═══ Listed entries

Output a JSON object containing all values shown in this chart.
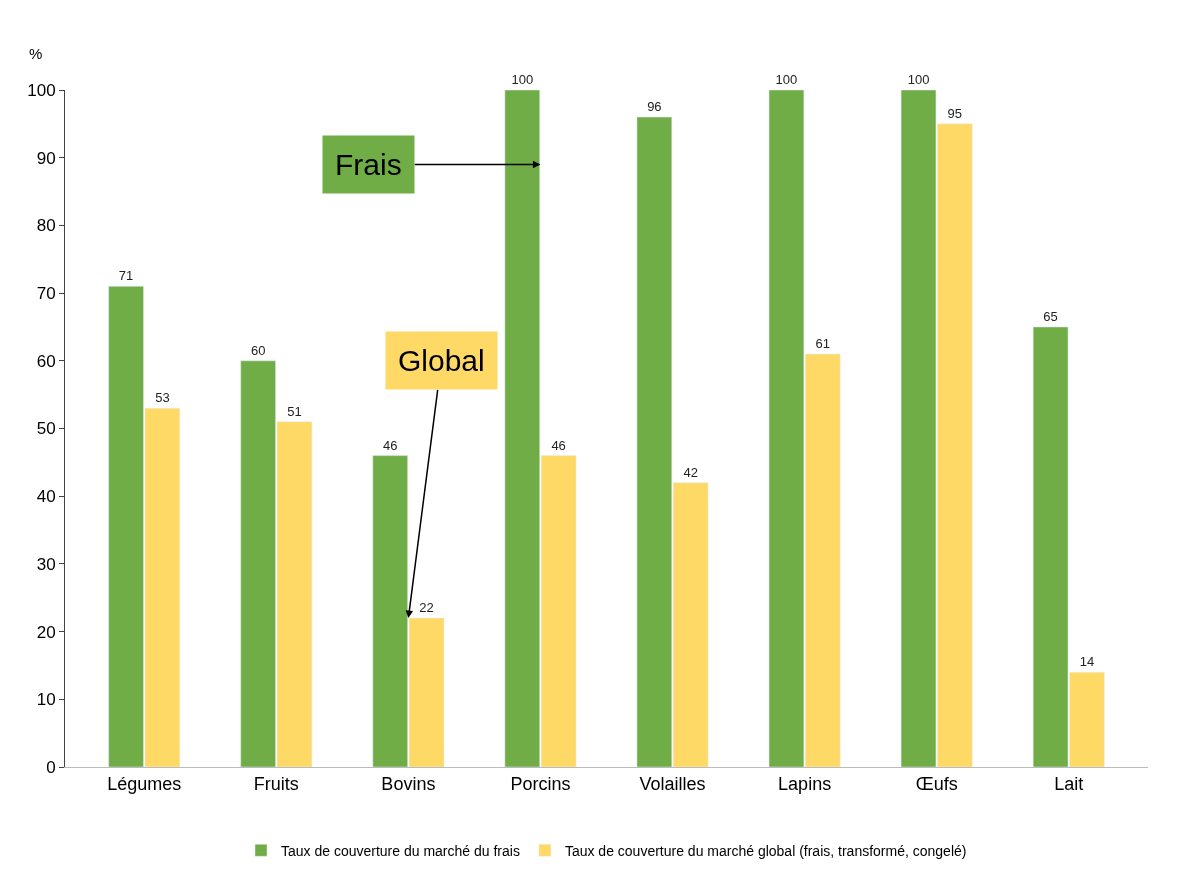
{
  "chart_data": {
    "type": "bar",
    "ylabel": "%",
    "categories": [
      "Légumes",
      "Fruits",
      "Bovins",
      "Porcins",
      "Volailles",
      "Lapins",
      "Œufs",
      "Lait"
    ],
    "series": [
      {
        "name": "Taux de couverture du marché du frais",
        "color": "#70ad47",
        "values": [
          71,
          60,
          46,
          100,
          96,
          100,
          100,
          65
        ]
      },
      {
        "name": "Taux de couverture du marché global (frais, transformé, congelé)",
        "color": "#ffd966",
        "values": [
          53,
          51,
          22,
          46,
          42,
          61,
          95,
          14
        ]
      }
    ],
    "ylim": [
      0,
      100
    ],
    "yticks": [
      0,
      10,
      20,
      30,
      40,
      50,
      60,
      70,
      80,
      90,
      100
    ],
    "legend": "bottom",
    "data_labels": true,
    "annotations": [
      {
        "text": "Frais",
        "x": "Porcins",
        "y": 89
      },
      {
        "text": "Global",
        "x": "Bovins",
        "y": 22
      }
    ]
  }
}
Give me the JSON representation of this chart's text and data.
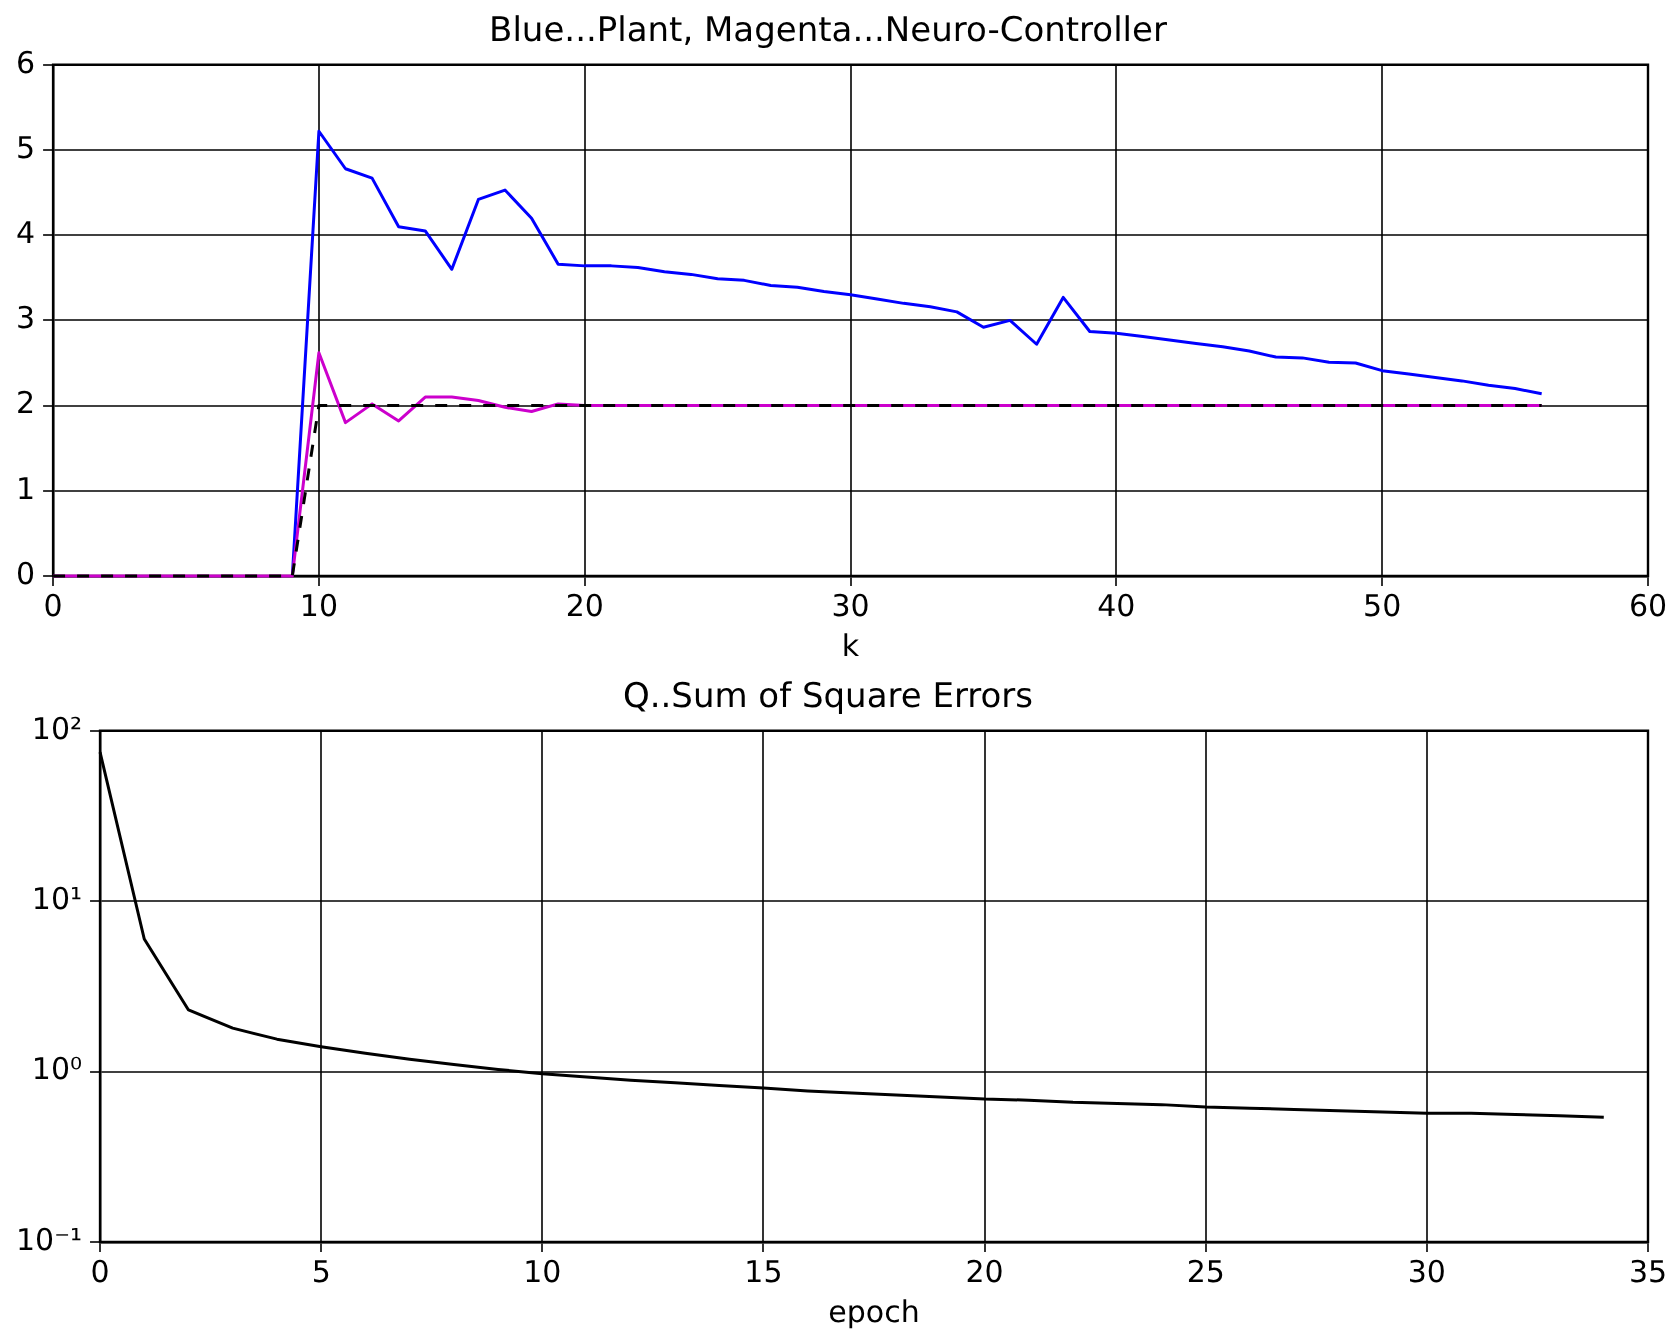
{
  "chart_data": [
    {
      "type": "line",
      "title": "Blue...Plant, Magenta...Neuro-Controller",
      "xlabel": "k",
      "x": [
        0,
        1,
        2,
        3,
        4,
        5,
        6,
        7,
        8,
        9,
        10,
        11,
        12,
        13,
        14,
        15,
        16,
        17,
        18,
        19,
        20,
        21,
        22,
        23,
        24,
        25,
        26,
        27,
        28,
        29,
        30,
        31,
        32,
        33,
        34,
        35,
        36,
        37,
        38,
        39,
        40,
        41,
        42,
        43,
        44,
        45,
        46,
        47,
        48,
        49,
        50,
        51,
        52,
        53,
        54,
        55,
        56
      ],
      "xlim": [
        0,
        60
      ],
      "xticks": [
        0,
        10,
        20,
        30,
        40,
        50,
        60
      ],
      "ylim": [
        0,
        6
      ],
      "yticks": [
        0,
        1,
        2,
        3,
        4,
        5,
        6
      ],
      "grid": true,
      "legend": false,
      "marker": "none",
      "series": [
        {
          "color": "#0000ff",
          "values": [
            null,
            null,
            null,
            null,
            null,
            null,
            null,
            null,
            null,
            0,
            5.22,
            4.78,
            4.67,
            4.1,
            4.05,
            3.6,
            4.42,
            4.53,
            4.2,
            3.66,
            3.64,
            3.64,
            3.62,
            3.57,
            3.54,
            3.49,
            3.47,
            3.41,
            3.39,
            3.34,
            3.3,
            3.25,
            3.2,
            3.16,
            3.1,
            2.92,
            3.0,
            2.72,
            3.27,
            2.87,
            2.85,
            2.81,
            2.77,
            2.73,
            2.69,
            2.64,
            2.57,
            2.56,
            2.51,
            2.5,
            2.41,
            2.37,
            2.33,
            2.29,
            2.24,
            2.2,
            2.14
          ]
        },
        {
          "color": "#cc00cc",
          "values": [
            0,
            0,
            0,
            0,
            0,
            0,
            0,
            0,
            0,
            0,
            2.62,
            1.8,
            2.02,
            1.82,
            2.1,
            2.1,
            2.06,
            1.98,
            1.93,
            2.02,
            2,
            2,
            2,
            2,
            2,
            2,
            2,
            2,
            2,
            2,
            2,
            2,
            2,
            2,
            2,
            2,
            2,
            2,
            2,
            2,
            2,
            2,
            2,
            2,
            2,
            2,
            2,
            2,
            2,
            2,
            2,
            2,
            2,
            2,
            2,
            2,
            2
          ]
        },
        {
          "color": "#000000",
          "line_style": "dashed",
          "values": [
            0,
            0,
            0,
            0,
            0,
            0,
            0,
            0,
            0,
            0,
            2,
            2,
            2,
            2,
            2,
            2,
            2,
            2,
            2,
            2,
            2,
            2,
            2,
            2,
            2,
            2,
            2,
            2,
            2,
            2,
            2,
            2,
            2,
            2,
            2,
            2,
            2,
            2,
            2,
            2,
            2,
            2,
            2,
            2,
            2,
            2,
            2,
            2,
            2,
            2,
            2,
            2,
            2,
            2,
            2,
            2,
            2
          ]
        }
      ]
    },
    {
      "type": "line",
      "title": "Q..Sum of Square Errors",
      "xlabel": "epoch",
      "x": [
        0,
        1,
        2,
        3,
        4,
        5,
        6,
        7,
        8,
        9,
        10,
        11,
        12,
        13,
        14,
        15,
        16,
        17,
        18,
        19,
        20,
        21,
        22,
        23,
        24,
        25,
        26,
        27,
        28,
        29,
        30,
        31,
        32,
        33,
        34
      ],
      "xlim": [
        0,
        35
      ],
      "xticks": [
        0,
        5,
        10,
        15,
        20,
        25,
        30,
        35
      ],
      "log": "y",
      "ylim": [
        0.1,
        100
      ],
      "yticks": [
        {
          "value": 0.1,
          "label": "10⁻¹"
        },
        {
          "value": 1,
          "label": "10⁰"
        },
        {
          "value": 10,
          "label": "10¹"
        },
        {
          "value": 100,
          "label": "10²"
        }
      ],
      "grid": true,
      "legend": false,
      "marker": "none",
      "series": [
        {
          "color": "#000000",
          "values": [
            75,
            6,
            2.3,
            1.8,
            1.55,
            1.4,
            1.28,
            1.18,
            1.1,
            1.03,
            0.97,
            0.93,
            0.89,
            0.86,
            0.83,
            0.8,
            0.77,
            0.75,
            0.73,
            0.71,
            0.69,
            0.68,
            0.66,
            0.65,
            0.64,
            0.62,
            0.61,
            0.6,
            0.59,
            0.58,
            0.57,
            0.57,
            0.56,
            0.55,
            0.54
          ]
        }
      ]
    }
  ]
}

══════

Note every line above where the string "color" shows up, and copy those lines.

Result below »
        "color": "#70ad47",
        "color": "#ffd966",
          "color": "#0000ff",
          "color": "#cc00cc",
          "color": "#000000",
          "color": "#000000",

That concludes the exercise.